**DIRECTIVE:** Write out the data again in full, exactly as it reads.

==== RECORD LIST ====

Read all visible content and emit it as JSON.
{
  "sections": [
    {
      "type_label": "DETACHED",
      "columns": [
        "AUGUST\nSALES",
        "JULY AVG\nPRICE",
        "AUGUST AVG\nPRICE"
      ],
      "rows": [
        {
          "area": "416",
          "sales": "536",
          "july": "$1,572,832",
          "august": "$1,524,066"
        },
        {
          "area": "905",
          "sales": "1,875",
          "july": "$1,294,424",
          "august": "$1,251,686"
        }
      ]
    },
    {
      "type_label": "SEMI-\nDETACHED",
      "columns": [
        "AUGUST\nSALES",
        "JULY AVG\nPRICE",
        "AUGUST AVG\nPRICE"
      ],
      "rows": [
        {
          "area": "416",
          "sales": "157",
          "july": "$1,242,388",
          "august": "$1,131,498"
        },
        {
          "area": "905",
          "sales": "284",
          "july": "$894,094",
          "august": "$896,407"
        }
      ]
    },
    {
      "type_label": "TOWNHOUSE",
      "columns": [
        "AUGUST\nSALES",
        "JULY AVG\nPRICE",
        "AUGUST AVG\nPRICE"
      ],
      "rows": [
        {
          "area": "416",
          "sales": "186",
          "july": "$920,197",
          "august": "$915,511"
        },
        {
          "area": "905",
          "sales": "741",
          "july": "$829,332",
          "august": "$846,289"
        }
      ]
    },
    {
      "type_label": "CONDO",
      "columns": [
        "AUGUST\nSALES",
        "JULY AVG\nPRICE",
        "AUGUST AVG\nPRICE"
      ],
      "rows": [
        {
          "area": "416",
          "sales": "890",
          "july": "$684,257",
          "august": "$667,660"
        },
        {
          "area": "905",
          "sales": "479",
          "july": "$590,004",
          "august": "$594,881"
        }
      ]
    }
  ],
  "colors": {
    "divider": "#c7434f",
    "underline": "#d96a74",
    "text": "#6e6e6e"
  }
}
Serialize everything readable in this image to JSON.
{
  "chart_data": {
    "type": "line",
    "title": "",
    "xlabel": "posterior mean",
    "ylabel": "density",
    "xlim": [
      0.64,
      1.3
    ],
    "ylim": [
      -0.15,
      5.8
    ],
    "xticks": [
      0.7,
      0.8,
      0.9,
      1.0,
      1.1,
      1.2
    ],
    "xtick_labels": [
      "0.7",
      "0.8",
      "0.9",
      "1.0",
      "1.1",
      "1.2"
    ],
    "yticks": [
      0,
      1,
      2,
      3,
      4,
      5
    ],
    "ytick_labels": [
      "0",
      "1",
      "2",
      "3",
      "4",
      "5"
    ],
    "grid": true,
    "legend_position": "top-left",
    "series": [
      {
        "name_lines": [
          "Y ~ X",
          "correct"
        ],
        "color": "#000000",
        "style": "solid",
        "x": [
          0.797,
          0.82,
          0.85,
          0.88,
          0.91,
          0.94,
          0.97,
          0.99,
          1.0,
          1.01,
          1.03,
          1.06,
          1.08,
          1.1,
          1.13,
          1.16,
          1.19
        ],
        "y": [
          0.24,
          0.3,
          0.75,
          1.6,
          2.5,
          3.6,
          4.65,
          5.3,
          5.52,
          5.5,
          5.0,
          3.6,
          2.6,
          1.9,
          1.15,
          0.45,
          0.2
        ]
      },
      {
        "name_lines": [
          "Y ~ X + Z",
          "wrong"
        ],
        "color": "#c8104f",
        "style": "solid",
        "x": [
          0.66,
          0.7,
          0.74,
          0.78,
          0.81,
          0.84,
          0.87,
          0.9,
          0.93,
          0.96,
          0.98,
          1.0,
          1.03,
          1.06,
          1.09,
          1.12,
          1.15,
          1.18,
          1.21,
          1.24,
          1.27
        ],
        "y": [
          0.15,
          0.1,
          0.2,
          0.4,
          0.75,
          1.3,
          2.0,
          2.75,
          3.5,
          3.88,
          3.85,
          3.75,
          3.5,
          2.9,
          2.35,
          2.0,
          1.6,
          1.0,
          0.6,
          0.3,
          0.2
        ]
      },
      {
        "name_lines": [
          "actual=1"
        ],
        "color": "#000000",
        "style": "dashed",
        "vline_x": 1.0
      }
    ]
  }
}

====

**FULL OUTPUT:**
Read all visible content and emit it as JSON.
{
  "sections": [
    {
      "type_label": "DETACHED",
      "columns": [
        "AUGUST\nSALES",
        "JULY AVG\nPRICE",
        "AUGUST AVG\nPRICE"
      ],
      "rows": [
        {
          "area": "416",
          "sales": "536",
          "july": "$1,572,832",
          "august": "$1,524,066"
        },
        {
          "area": "905",
          "sales": "1,875",
          "july": "$1,294,424",
          "august": "$1,251,686"
        }
      ]
    },
    {
      "type_label": "SEMI-\nDETACHED",
      "columns": [
        "AUGUST\nSALES",
        "JULY AVG\nPRICE",
        "AUGUST AVG\nPRICE"
      ],
      "rows": [
        {
          "area": "416",
          "sales": "157",
          "july": "$1,242,388",
          "august": "$1,131,498"
        },
        {
          "area": "905",
          "sales": "284",
          "july": "$894,094",
          "august": "$896,407"
        }
      ]
    },
    {
      "type_label": "TOWNHOUSE",
      "columns": [
        "AUGUST\nSALES",
        "JULY AVG\nPRICE",
        "AUGUST AVG\nPRICE"
      ],
      "rows": [
        {
          "area": "416",
          "sales": "186",
          "july": "$920,197",
          "august": "$915,511"
        },
        {
          "area": "905",
          "sales": "741",
          "july": "$829,332",
          "august": "$846,289"
        }
      ]
    },
    {
      "type_label": "CONDO",
      "columns": [
        "AUGUST\nSALES",
        "JULY AVG\nPRICE",
        "AUGUST AVG\nPRICE"
      ],
      "rows": [
        {
          "area": "416",
          "sales": "890",
          "july": "$684,257",
          "august": "$667,660"
        },
        {
          "area": "905",
          "sales": "479",
          "july": "$590,004",
          "august": "$594,881"
        }
      ]
    }
  ],
  "colors": {
    "divider": "#c7434f",
    "underline": "#d96a74",
    "text": "#6e6e6e"
  }
}
Serialize everything readable in this image to JSON.
{
  "chart_data": {
    "type": "line",
    "title": "",
    "xlabel": "posterior mean",
    "ylabel": "density",
    "xlim": [
      0.64,
      1.3
    ],
    "ylim": [
      -0.15,
      5.8
    ],
    "xticks": [
      0.7,
      0.8,
      0.9,
      1.0,
      1.1,
      1.2
    ],
    "xtick_labels": [
      "0.7",
      "0.8",
      "0.9",
      "1.0",
      "1.1",
      "1.2"
    ],
    "yticks": [
      0,
      1,
      2,
      3,
      4,
      5
    ],
    "ytick_labels": [
      "0",
      "1",
      "2",
      "3",
      "4",
      "5"
    ],
    "grid": true,
    "legend_position": "top-left",
    "series": [
      {
        "name_lines": [
          "Y ~ X",
          "correct"
        ],
        "color": "#000000",
        "style": "solid",
        "x": [
          0.797,
          0.82,
          0.85,
          0.88,
          0.91,
          0.94,
          0.97,
          0.99,
          1.0,
          1.01,
          1.03,
          1.06,
          1.08,
          1.1,
          1.13,
          1.16,
          1.19
        ],
        "y": [
          0.24,
          0.3,
          0.75,
          1.6,
          2.5,
          3.6,
          4.65,
          5.3,
          5.52,
          5.5,
          5.0,
          3.6,
          2.6,
          1.9,
          1.15,
          0.45,
          0.2
        ]
      },
      {
        "name_lines": [
          "Y ~ X + Z",
          "wrong"
        ],
        "color": "#c8104f",
        "style": "solid",
        "x": [
          0.66,
          0.7,
          0.74,
          0.78,
          0.81,
          0.84,
          0.87,
          0.9,
          0.93,
          0.96,
          0.98,
          1.0,
          1.03,
          1.06,
          1.09,
          1.12,
          1.15,
          1.18,
          1.21,
          1.24,
          1.27
        ],
        "y": [
          0.15,
          0.1,
          0.2,
          0.4,
          0.75,
          1.3,
          2.0,
          2.75,
          3.5,
          3.88,
          3.85,
          3.75,
          3.5,
          2.9,
          2.35,
          2.0,
          1.6,
          1.0,
          0.6,
          0.3,
          0.2
        ]
      },
      {
        "name_lines": [
          "actual=1"
        ],
        "color": "#000000",
        "style": "dashed",
        "vline_x": 1.0
      }
    ]
  }
}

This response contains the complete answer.